(Records excerpted from a collection)

- - - - - - -

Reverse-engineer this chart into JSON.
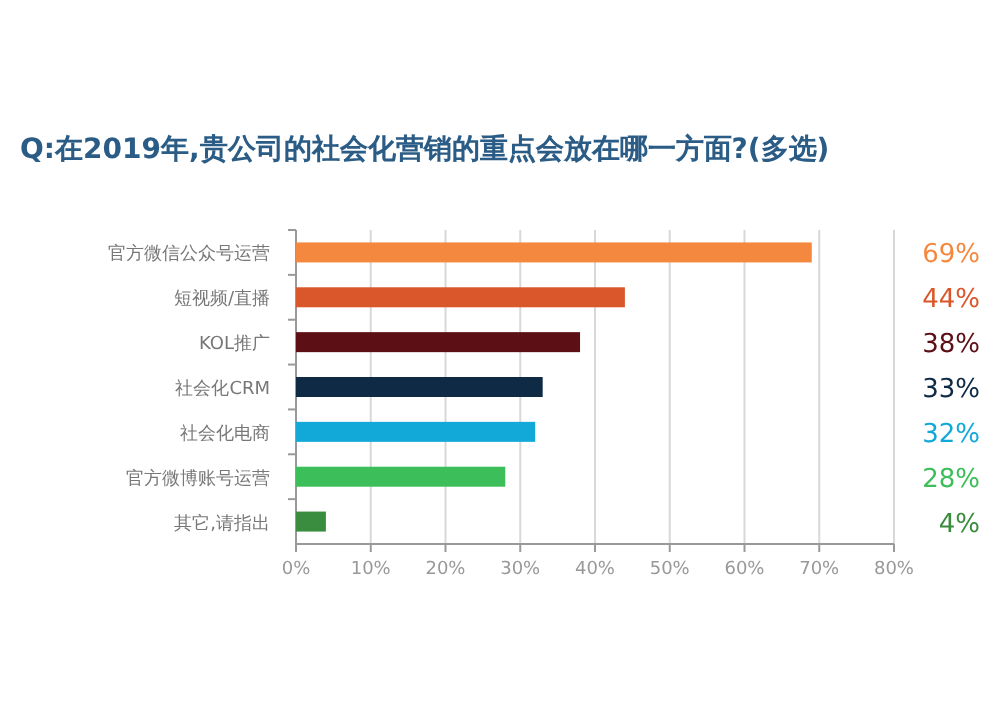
{
  "chart_data": {
    "type": "bar",
    "orientation": "horizontal",
    "title": "Q:在2019年,贵公司的社会化营销的重点会放在哪一方面?(多选)",
    "categories": [
      "官方微信公众号运营",
      "短视频/直播",
      "KOL推广",
      "社会化CRM",
      "社会化电商",
      "官方微博账号运营",
      "其它,请指出"
    ],
    "values": [
      69,
      44,
      38,
      33,
      32,
      28,
      4
    ],
    "colors": [
      "#f5883f",
      "#d9572b",
      "#5c0f14",
      "#0e2a45",
      "#12a9d9",
      "#3cbf5a",
      "#3a8c3e"
    ],
    "value_labels": [
      "69%",
      "44%",
      "38%",
      "33%",
      "32%",
      "28%",
      "4%"
    ],
    "xlim": [
      0,
      80
    ],
    "xticks": [
      {
        "value": 0,
        "label": "0%"
      },
      {
        "value": 10,
        "label": "10%"
      },
      {
        "value": 20,
        "label": "20%"
      },
      {
        "value": 30,
        "label": "30%"
      },
      {
        "value": 40,
        "label": "40%"
      },
      {
        "value": 50,
        "label": "50%"
      },
      {
        "value": 60,
        "label": "60%"
      },
      {
        "value": 70,
        "label": "70%"
      },
      {
        "value": 80,
        "label": "80%"
      }
    ],
    "grid": "x"
  }
}
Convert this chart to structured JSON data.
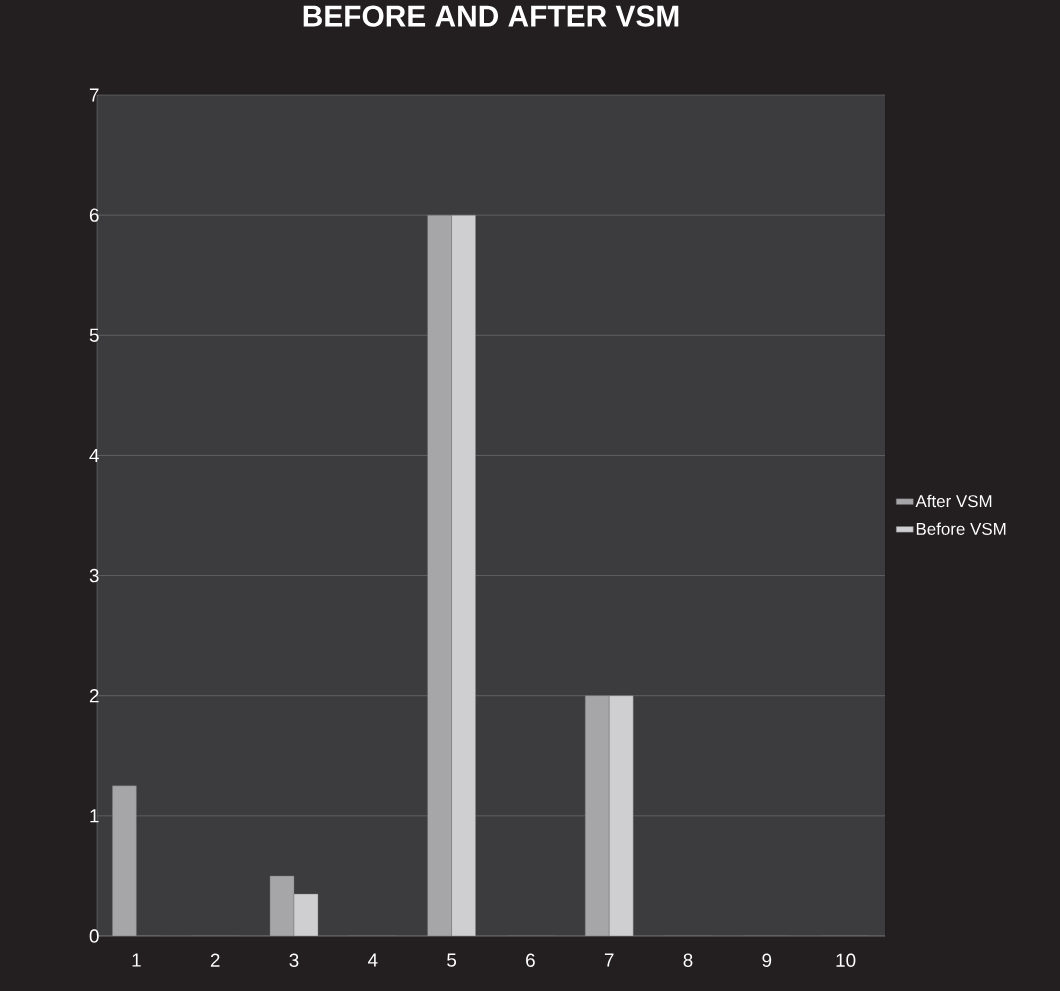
{
  "chart_data": {
    "type": "bar",
    "title": "BEFORE AND AFTER VSM",
    "categories": [
      "1",
      "2",
      "3",
      "4",
      "5",
      "6",
      "7",
      "8",
      "9",
      "10"
    ],
    "series": [
      {
        "name": "After VSM",
        "color": "#a6a6a8",
        "values": [
          1.25,
          0,
          0.5,
          0,
          6,
          0,
          2,
          0,
          0,
          0
        ]
      },
      {
        "name": "Before VSM",
        "color": "#cfcfd1",
        "values": [
          0,
          0,
          0.35,
          0,
          6,
          0,
          2,
          0,
          0,
          0
        ]
      }
    ],
    "ylim": [
      0,
      7
    ],
    "yticks": [
      0,
      1,
      2,
      3,
      4,
      5,
      6,
      7
    ],
    "grid": "y",
    "legend": "right"
  }
}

- - - - - - -

GOAL: Each entry above should be reproduced exactly, with the pictures removed.

RESPONSE:
Reverse-engineer this chart into JSON.
{
  "chart_data": {
    "type": "bar",
    "orientation": "horizontal",
    "title": "Q:在2019年,贵公司的社会化营销的重点会放在哪一方面?(多选)",
    "categories": [
      "官方微信公众号运营",
      "短视频/直播",
      "KOL推广",
      "社会化CRM",
      "社会化电商",
      "官方微博账号运营",
      "其它,请指出"
    ],
    "values": [
      69,
      44,
      38,
      33,
      32,
      28,
      4
    ],
    "colors": [
      "#f5883f",
      "#d9572b",
      "#5c0f14",
      "#0e2a45",
      "#12a9d9",
      "#3cbf5a",
      "#3a8c3e"
    ],
    "value_labels": [
      "69%",
      "44%",
      "38%",
      "33%",
      "32%",
      "28%",
      "4%"
    ],
    "xlim": [
      0,
      80
    ],
    "xticks": [
      {
        "value": 0,
        "label": "0%"
      },
      {
        "value": 10,
        "label": "10%"
      },
      {
        "value": 20,
        "label": "20%"
      },
      {
        "value": 30,
        "label": "30%"
      },
      {
        "value": 40,
        "label": "40%"
      },
      {
        "value": 50,
        "label": "50%"
      },
      {
        "value": 60,
        "label": "60%"
      },
      {
        "value": 70,
        "label": "70%"
      },
      {
        "value": 80,
        "label": "80%"
      }
    ],
    "grid": "x"
  }
}
Convert this chart to structured JSON data.
{
  "chart_data": {
    "type": "bar",
    "title": "BEFORE AND AFTER VSM",
    "categories": [
      "1",
      "2",
      "3",
      "4",
      "5",
      "6",
      "7",
      "8",
      "9",
      "10"
    ],
    "series": [
      {
        "name": "After VSM",
        "color": "#a6a6a8",
        "values": [
          1.25,
          0,
          0.5,
          0,
          6,
          0,
          2,
          0,
          0,
          0
        ]
      },
      {
        "name": "Before VSM",
        "color": "#cfcfd1",
        "values": [
          0,
          0,
          0.35,
          0,
          6,
          0,
          2,
          0,
          0,
          0
        ]
      }
    ],
    "ylim": [
      0,
      7
    ],
    "yticks": [
      0,
      1,
      2,
      3,
      4,
      5,
      6,
      7
    ],
    "grid": "y",
    "legend": "right"
  }
}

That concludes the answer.